Task instructions: Output verbatim the item lines from the one containing "- fib-level-label: 0.00" through the one containing "- candle-body: [579, 310, 583, 321]", both included, and nothing else.

**** Data supplied

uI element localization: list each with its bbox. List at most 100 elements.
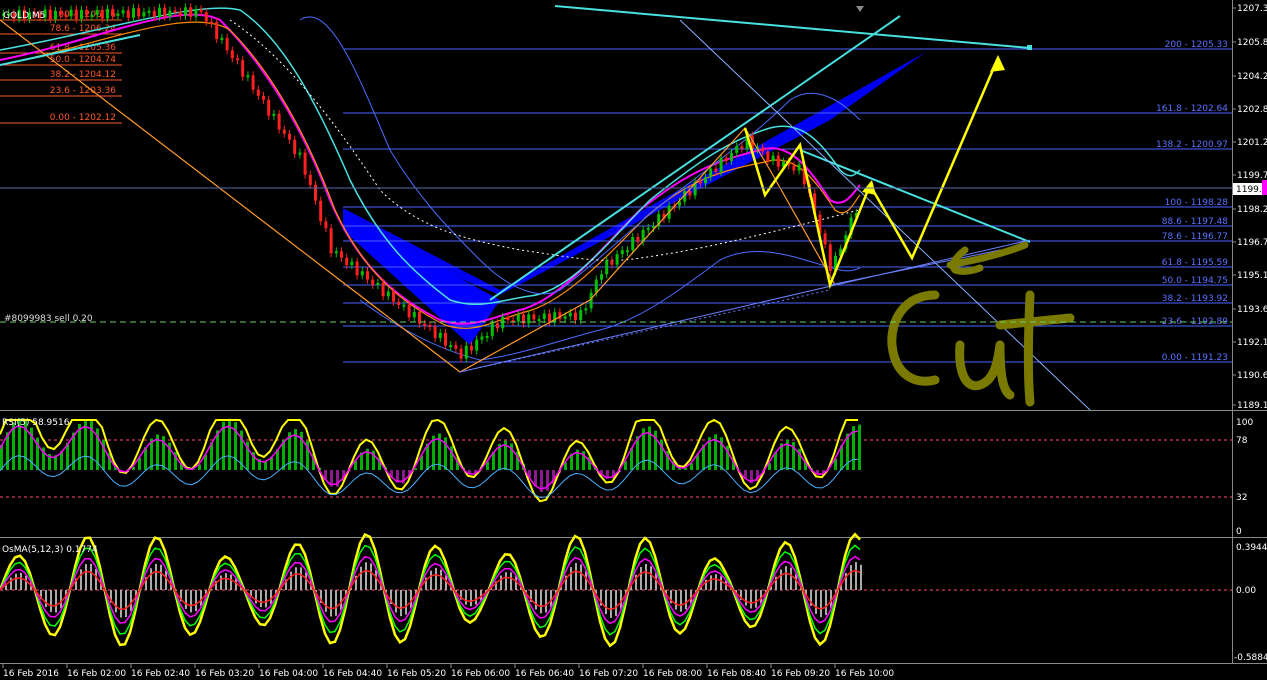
- fib-level-label: 0.00 - 1191.23: [1162, 353, 1228, 363]
- candle-body: [730, 152, 733, 162]
- osma-axis-zero: 0.00: [1236, 586, 1256, 596]
- osma-hist-bar: [60, 590, 62, 609]
- osma-hist-bar: [790, 567, 792, 590]
- symbol-label: GOLD,M5: [3, 11, 45, 21]
- candle-body: [95, 9, 99, 15]
- osma-hist-bar: [370, 563, 372, 590]
- fib-level-label: 61.8 - 1195.59: [1162, 258, 1228, 268]
- osma-hist-bar: [290, 571, 292, 590]
- candle-body: [277, 113, 281, 130]
- candle-body: [220, 37, 224, 40]
- candle-body: [106, 8, 109, 19]
- candle-body: [636, 237, 640, 242]
- candle-body: [704, 177, 707, 184]
- candle-body: [688, 191, 692, 196]
- candle-body: [121, 10, 125, 14]
- fib-level-label: 200 - 1205.33: [1165, 40, 1228, 50]
- candle-body: [532, 314, 536, 320]
- osma-hist-bar: [440, 569, 442, 590]
- time-axis-label: 16 Feb 03:20: [195, 669, 254, 679]
- candle-body: [59, 10, 63, 15]
- candle-body: [163, 7, 167, 17]
- osma-hist-bar: [580, 564, 582, 590]
- candle-body: [771, 155, 775, 161]
- osma-hist-bar: [745, 590, 747, 606]
- osma-hist-bar: [825, 590, 827, 616]
- price-axis-label: 1190.69: [1237, 371, 1267, 381]
- candle-body: [236, 58, 239, 61]
- candle-body: [366, 271, 369, 280]
- order-label[interactable]: #8099983 sell 0.20: [4, 314, 93, 324]
- osma-hist-bar: [430, 570, 432, 590]
- trend-line-handle[interactable]: [1027, 45, 1032, 50]
- main-chart-panel[interactable]: [0, 0, 1232, 410]
- time-axis-label: 16 Feb 08:00: [643, 669, 702, 679]
- candle-body: [423, 323, 427, 326]
- candle-body: [766, 151, 770, 161]
- candle-body: [823, 233, 827, 245]
- candle-body: [256, 89, 260, 96]
- left-fib-label: 23.6 - 1203.36: [50, 86, 116, 96]
- osma-hist-bar: [645, 563, 647, 590]
- time-axis-label: 16 Feb 02:00: [67, 669, 126, 679]
- candle-body: [501, 316, 505, 329]
- candle-body: [74, 9, 78, 19]
- left-fib-label: 38.2 - 1204.12: [50, 70, 116, 80]
- candle-body: [85, 9, 89, 16]
- time-axis-label: 16 Feb 04:40: [323, 669, 382, 679]
- candle-body: [407, 304, 411, 318]
- osma-hist-bar: [570, 567, 572, 590]
- osma-hist-bar: [155, 563, 157, 590]
- candle-body: [392, 291, 395, 302]
- candle-body: [100, 9, 104, 19]
- osma-hist-bar: [220, 575, 222, 590]
- candle-body: [579, 310, 583, 321]
- left-fib-label: 50.0 - 1204.74: [50, 55, 116, 65]
- candle-body: [485, 335, 489, 338]
- candle-body: [111, 8, 115, 16]
- candle-body: [246, 75, 250, 78]
- osma-hist-bar: [305, 572, 307, 590]
- candle-body: [735, 146, 739, 153]
- time-axis-label: 16 Feb 02:40: [131, 669, 190, 679]
- osma-hist-bar: [25, 575, 27, 590]
- osma-hist-bar: [265, 590, 267, 608]
- candle-body: [80, 9, 83, 19]
- candle-body: [412, 312, 416, 318]
- osma-hist-bar: [255, 590, 257, 604]
- candle-body: [454, 345, 458, 349]
- candle-body: [376, 282, 380, 285]
- chart-canvas[interactable]: 200 - 1205.33 161.8 - 1202.64 138.2 - 1200…: [0, 0, 1267, 680]
- osma-hist-bar: [15, 573, 17, 590]
- osma-hist-bar: [410, 590, 412, 609]
- osma-hist-bar: [335, 590, 337, 616]
- osma-hist-bar: [685, 590, 687, 610]
- osma-hist-bar: [750, 590, 752, 609]
- osma-hist-bar: [130, 590, 132, 612]
- fib-level-label: 88.6 - 1197.48: [1162, 217, 1228, 227]
- candle-body: [490, 323, 494, 336]
- candle-body: [173, 10, 177, 13]
- candle-body: [724, 157, 728, 162]
- osma-hist-bar: [190, 590, 192, 613]
- osma-hist-bar: [55, 590, 57, 613]
- candle-body: [132, 8, 135, 18]
- candle-body: [459, 348, 463, 359]
- candle-body: [698, 181, 702, 184]
- candle-body: [610, 260, 614, 265]
- candle-body: [381, 282, 385, 297]
- fib-level-label: 138.2 - 1200.97: [1156, 140, 1228, 150]
- candle-body: [714, 168, 718, 173]
- candle-body: [48, 9, 52, 20]
- osma-hist-bar: [675, 590, 677, 610]
- price-axis-label: 1196.74: [1237, 238, 1267, 248]
- candle-body: [584, 308, 588, 311]
- osma-hist-bar: [185, 590, 187, 609]
- osma-hist-bar: [195, 590, 197, 612]
- rsi-axis-32: 32: [1236, 493, 1247, 503]
- osma-hist-bar: [820, 590, 822, 618]
- osma-hist-bar: [165, 570, 167, 590]
- time-axis-label: 16 Feb 08:40: [707, 669, 766, 679]
- candle-body: [470, 345, 473, 351]
- osma-hist-bar: [720, 576, 722, 590]
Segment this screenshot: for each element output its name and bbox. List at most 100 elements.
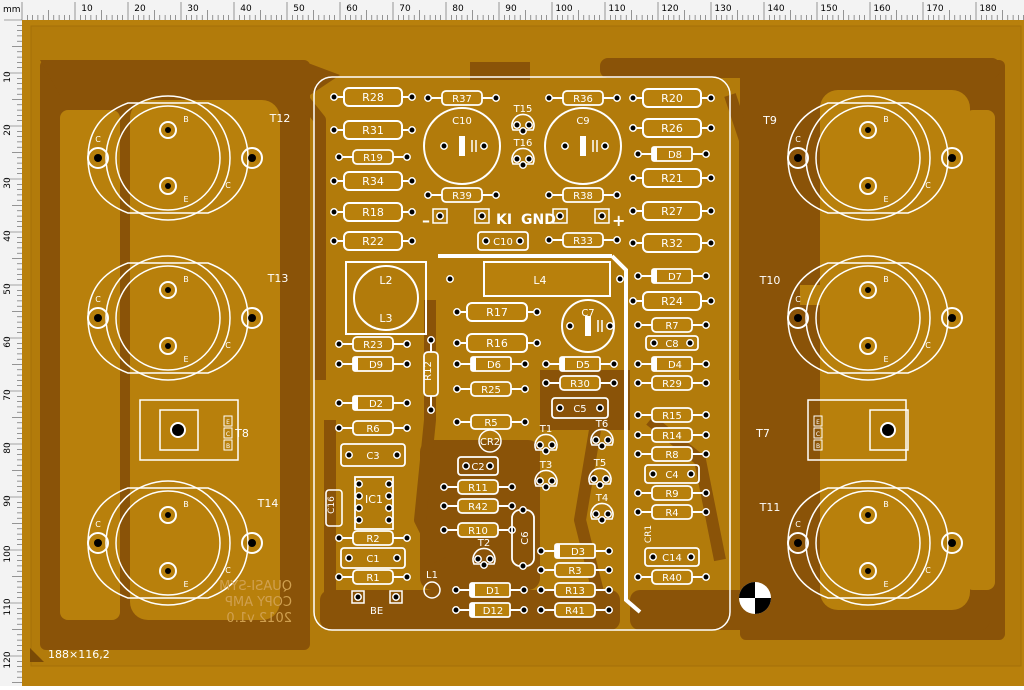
resistor-r26[interactable]: R26 — [629, 118, 715, 138]
solder-pad[interactable] — [650, 339, 658, 347]
resistor-r31[interactable]: R31 — [330, 120, 416, 140]
solder-pad[interactable] — [542, 447, 550, 455]
solder-pad[interactable] — [446, 275, 454, 283]
solder-pad[interactable] — [537, 586, 545, 594]
solder-pad[interactable] — [453, 418, 461, 426]
solder-pad[interactable] — [702, 489, 710, 497]
solder-pad[interactable] — [408, 177, 416, 185]
resistor-r21[interactable]: R21 — [629, 168, 715, 188]
solder-pad[interactable] — [613, 94, 621, 102]
solder-pad[interactable] — [707, 207, 715, 215]
solder-pad[interactable] — [629, 124, 637, 132]
solder-pad[interactable] — [385, 516, 393, 524]
solder-pad[interactable] — [598, 212, 606, 220]
solder-pad[interactable] — [335, 399, 343, 407]
solder-pad[interactable] — [521, 418, 529, 426]
solder-pad[interactable] — [385, 480, 393, 488]
solder-pad[interactable] — [385, 492, 393, 500]
solder-pad[interactable] — [702, 431, 710, 439]
solder-pad[interactable] — [516, 237, 524, 245]
solder-pad[interactable] — [403, 399, 411, 407]
solder-pad[interactable] — [478, 212, 486, 220]
pcb-canvas[interactable]: mm 10 20 30 40 50 60 70 80 90 100 110 120 130 140 150 1… — [0, 0, 1024, 686]
solder-pad[interactable] — [452, 586, 460, 594]
solder-pad[interactable] — [355, 516, 363, 524]
solder-pad[interactable] — [556, 404, 564, 412]
solder-pad[interactable] — [702, 508, 710, 516]
solder-pad[interactable] — [702, 411, 710, 419]
solder-pad[interactable] — [536, 441, 544, 449]
solder-pad[interactable] — [393, 554, 401, 562]
solder-pad[interactable] — [592, 510, 600, 518]
solder-pad[interactable] — [702, 573, 710, 581]
resistor-r17[interactable]: R17 — [453, 302, 541, 322]
solder-pad[interactable] — [354, 593, 362, 601]
solder-pad[interactable] — [330, 93, 338, 101]
solder-pad[interactable] — [335, 153, 343, 161]
solder-pad[interactable] — [545, 94, 553, 102]
solder-pad[interactable] — [533, 308, 541, 316]
solder-pad[interactable] — [486, 462, 494, 470]
solder-pad[interactable] — [453, 339, 461, 347]
solder-pad[interactable] — [634, 360, 642, 368]
solder-pad[interactable] — [519, 127, 527, 135]
solder-pad[interactable] — [561, 142, 569, 150]
solder-pad[interactable] — [634, 272, 642, 280]
solder-pad[interactable] — [707, 297, 715, 305]
resistor-r32[interactable]: R32 — [629, 233, 715, 253]
solder-pad[interactable] — [508, 483, 516, 491]
solder-pad[interactable] — [686, 339, 694, 347]
solder-pad[interactable] — [629, 297, 637, 305]
solder-pad[interactable] — [335, 534, 343, 542]
solder-pad[interactable] — [601, 142, 609, 150]
solder-pad[interactable] — [649, 553, 657, 561]
solder-pad[interactable] — [440, 502, 448, 510]
solder-pad[interactable] — [545, 191, 553, 199]
solder-pad[interactable] — [613, 191, 621, 199]
solder-pad[interactable] — [536, 477, 544, 485]
solder-pad[interactable] — [453, 385, 461, 393]
solder-pad[interactable] — [436, 212, 444, 220]
solder-pad[interactable] — [355, 492, 363, 500]
solder-pad[interactable] — [548, 441, 556, 449]
solder-pad[interactable] — [355, 504, 363, 512]
solder-pad[interactable] — [508, 502, 516, 510]
solder-pad[interactable] — [634, 150, 642, 158]
solder-pad[interactable] — [702, 450, 710, 458]
solder-pad[interactable] — [556, 212, 564, 220]
solder-pad[interactable] — [453, 360, 461, 368]
solder-pad[interactable] — [403, 360, 411, 368]
solder-pad[interactable] — [403, 340, 411, 348]
solder-pad[interactable] — [634, 379, 642, 387]
solder-pad[interactable] — [629, 207, 637, 215]
solder-pad[interactable] — [335, 360, 343, 368]
solder-pad[interactable] — [542, 360, 550, 368]
solder-pad[interactable] — [634, 411, 642, 419]
solder-pad[interactable] — [440, 142, 448, 150]
solder-pad[interactable] — [537, 547, 545, 555]
solder-pad[interactable] — [613, 236, 621, 244]
solder-pad[interactable] — [452, 606, 460, 614]
solder-pad[interactable] — [480, 561, 488, 569]
solder-pad[interactable] — [590, 475, 598, 483]
solder-pad[interactable] — [427, 336, 435, 344]
solder-pad[interactable] — [533, 339, 541, 347]
solder-pad[interactable] — [634, 450, 642, 458]
solder-pad[interactable] — [525, 121, 533, 129]
solder-pad[interactable] — [513, 121, 521, 129]
solder-pad[interactable] — [385, 504, 393, 512]
solder-pad[interactable] — [542, 483, 550, 491]
solder-pad[interactable] — [537, 566, 545, 574]
solder-pad[interactable] — [605, 547, 613, 555]
solder-pad[interactable] — [566, 322, 574, 330]
solder-pad[interactable] — [702, 150, 710, 158]
solder-pad[interactable] — [707, 174, 715, 182]
solder-pad[interactable] — [605, 606, 613, 614]
solder-pad[interactable] — [610, 360, 618, 368]
solder-pad[interactable] — [605, 586, 613, 594]
resistor-r22[interactable]: R22 — [330, 231, 416, 251]
resistor-r34[interactable]: R34 — [330, 171, 416, 191]
solder-pad[interactable] — [408, 126, 416, 134]
solder-pad[interactable] — [649, 470, 657, 478]
solder-pad[interactable] — [702, 272, 710, 280]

********

In response:
- fib-level-label: 0.00 - 1191.23: [1162, 353, 1228, 363]
- candle-body: [730, 152, 733, 162]
- osma-axis-zero: 0.00: [1236, 586, 1256, 596]
- osma-hist-bar: [60, 590, 62, 609]
- osma-hist-bar: [790, 567, 792, 590]
- symbol-label: GOLD,M5: [3, 11, 45, 21]
- candle-body: [95, 9, 99, 15]
- osma-hist-bar: [370, 563, 372, 590]
- fib-level-label: 61.8 - 1195.59: [1162, 258, 1228, 268]
- osma-hist-bar: [290, 571, 292, 590]
- candle-body: [277, 113, 281, 130]
- candle-body: [220, 37, 224, 40]
- candle-body: [106, 8, 109, 19]
- candle-body: [636, 237, 640, 242]
- candle-body: [704, 177, 707, 184]
- candle-body: [688, 191, 692, 196]
- candle-body: [121, 10, 125, 14]
- fib-level-label: 200 - 1205.33: [1165, 40, 1228, 50]
- candle-body: [532, 314, 536, 320]
- osma-hist-bar: [440, 569, 442, 590]
- time-axis-label: 16 Feb 03:20: [195, 669, 254, 679]
- candle-body: [59, 10, 63, 15]
- candle-body: [163, 7, 167, 17]
- osma-hist-bar: [580, 564, 582, 590]
- candle-body: [771, 155, 775, 161]
- osma-hist-bar: [745, 590, 747, 606]
- osma-hist-bar: [825, 590, 827, 616]
- price-axis-label: 1190.69: [1237, 371, 1267, 381]
- candle-body: [236, 58, 239, 61]
- candle-body: [366, 271, 369, 280]
- order-label[interactable]: #8099983 sell 0.20: [4, 314, 93, 324]
- osma-hist-bar: [430, 570, 432, 590]
- trend-line-handle[interactable]: [1027, 45, 1032, 50]
- main-chart-panel[interactable]: [0, 0, 1232, 410]
- time-axis-label: 16 Feb 08:00: [643, 669, 702, 679]
- candle-body: [423, 323, 427, 326]
- candle-body: [766, 151, 770, 161]
- candle-body: [823, 233, 827, 245]
- candle-body: [256, 89, 260, 96]
- left-fib-label: 23.6 - 1203.36: [50, 86, 116, 96]
- osma-hist-bar: [645, 563, 647, 590]
- time-axis-label: 16 Feb 02:00: [67, 669, 126, 679]
- candle-body: [501, 316, 505, 329]
- candle-body: [74, 9, 78, 19]
- left-fib-label: 38.2 - 1204.12: [50, 70, 116, 80]
- candle-body: [85, 9, 89, 16]
- time-axis-label: 16 Feb 04:40: [323, 669, 382, 679]
- candle-body: [407, 304, 411, 318]
- osma-hist-bar: [570, 567, 572, 590]
- osma-hist-bar: [155, 563, 157, 590]
- candle-body: [392, 291, 395, 302]
- candle-body: [100, 9, 104, 19]
- osma-hist-bar: [220, 575, 222, 590]
- candle-body: [579, 310, 583, 321]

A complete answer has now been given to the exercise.